=== Records for this exercise ===
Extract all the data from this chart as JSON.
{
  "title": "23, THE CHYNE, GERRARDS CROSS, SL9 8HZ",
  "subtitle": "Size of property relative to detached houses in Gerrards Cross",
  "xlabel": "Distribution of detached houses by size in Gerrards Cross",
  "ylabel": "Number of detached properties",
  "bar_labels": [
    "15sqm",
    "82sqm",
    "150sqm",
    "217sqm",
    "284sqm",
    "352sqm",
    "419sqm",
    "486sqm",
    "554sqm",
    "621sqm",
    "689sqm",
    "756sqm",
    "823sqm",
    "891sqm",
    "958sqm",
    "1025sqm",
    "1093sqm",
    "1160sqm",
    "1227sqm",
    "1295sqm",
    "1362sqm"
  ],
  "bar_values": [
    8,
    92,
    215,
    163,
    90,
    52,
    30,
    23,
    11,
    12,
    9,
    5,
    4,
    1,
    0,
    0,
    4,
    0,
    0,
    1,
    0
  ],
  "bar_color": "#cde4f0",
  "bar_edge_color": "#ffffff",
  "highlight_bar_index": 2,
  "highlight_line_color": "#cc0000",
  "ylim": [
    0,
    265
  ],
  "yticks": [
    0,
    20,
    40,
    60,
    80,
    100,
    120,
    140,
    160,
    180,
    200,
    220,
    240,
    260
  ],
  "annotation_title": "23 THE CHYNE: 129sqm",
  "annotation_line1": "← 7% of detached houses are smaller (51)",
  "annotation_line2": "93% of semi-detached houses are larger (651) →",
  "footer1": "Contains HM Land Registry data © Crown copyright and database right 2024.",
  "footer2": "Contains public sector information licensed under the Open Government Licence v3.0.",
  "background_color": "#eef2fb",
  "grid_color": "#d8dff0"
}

=== Aim of the task ===
Write out all the data again, exactly as it appears.

=== Result ===
Extract all the data from this chart as JSON.
{
  "title": "23, THE CHYNE, GERRARDS CROSS, SL9 8HZ",
  "subtitle": "Size of property relative to detached houses in Gerrards Cross",
  "xlabel": "Distribution of detached houses by size in Gerrards Cross",
  "ylabel": "Number of detached properties",
  "bar_labels": [
    "15sqm",
    "82sqm",
    "150sqm",
    "217sqm",
    "284sqm",
    "352sqm",
    "419sqm",
    "486sqm",
    "554sqm",
    "621sqm",
    "689sqm",
    "756sqm",
    "823sqm",
    "891sqm",
    "958sqm",
    "1025sqm",
    "1093sqm",
    "1160sqm",
    "1227sqm",
    "1295sqm",
    "1362sqm"
  ],
  "bar_values": [
    8,
    92,
    215,
    163,
    90,
    52,
    30,
    23,
    11,
    12,
    9,
    5,
    4,
    1,
    0,
    0,
    4,
    0,
    0,
    1,
    0
  ],
  "bar_color": "#cde4f0",
  "bar_edge_color": "#ffffff",
  "highlight_bar_index": 2,
  "highlight_line_color": "#cc0000",
  "ylim": [
    0,
    265
  ],
  "yticks": [
    0,
    20,
    40,
    60,
    80,
    100,
    120,
    140,
    160,
    180,
    200,
    220,
    240,
    260
  ],
  "annotation_title": "23 THE CHYNE: 129sqm",
  "annotation_line1": "← 7% of detached houses are smaller (51)",
  "annotation_line2": "93% of semi-detached houses are larger (651) →",
  "footer1": "Contains HM Land Registry data © Crown copyright and database right 2024.",
  "footer2": "Contains public sector information licensed under the Open Government Licence v3.0.",
  "background_color": "#eef2fb",
  "grid_color": "#d8dff0"
}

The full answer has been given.